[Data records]
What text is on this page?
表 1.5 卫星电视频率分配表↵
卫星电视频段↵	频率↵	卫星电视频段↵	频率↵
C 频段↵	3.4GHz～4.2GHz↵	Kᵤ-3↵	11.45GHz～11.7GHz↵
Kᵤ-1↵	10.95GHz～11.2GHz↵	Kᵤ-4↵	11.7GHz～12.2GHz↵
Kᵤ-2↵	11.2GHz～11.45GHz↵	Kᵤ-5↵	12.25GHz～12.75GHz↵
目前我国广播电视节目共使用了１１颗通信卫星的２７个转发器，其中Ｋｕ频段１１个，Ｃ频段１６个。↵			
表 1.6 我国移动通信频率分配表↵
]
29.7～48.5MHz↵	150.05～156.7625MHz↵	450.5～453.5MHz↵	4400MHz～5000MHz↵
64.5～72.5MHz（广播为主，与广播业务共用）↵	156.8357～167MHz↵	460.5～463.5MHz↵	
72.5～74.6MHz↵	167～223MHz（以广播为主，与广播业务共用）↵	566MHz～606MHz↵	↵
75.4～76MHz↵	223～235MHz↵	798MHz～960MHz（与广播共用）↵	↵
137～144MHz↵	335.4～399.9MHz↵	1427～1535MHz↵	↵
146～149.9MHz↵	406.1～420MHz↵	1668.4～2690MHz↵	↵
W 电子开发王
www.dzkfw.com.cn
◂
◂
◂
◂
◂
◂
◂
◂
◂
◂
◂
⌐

* WRITTEN REQUEST
Among the entries above, how many lines include the word "与广播业务共用"? Give the number with no comment.

* SOLVED PROBLEM
2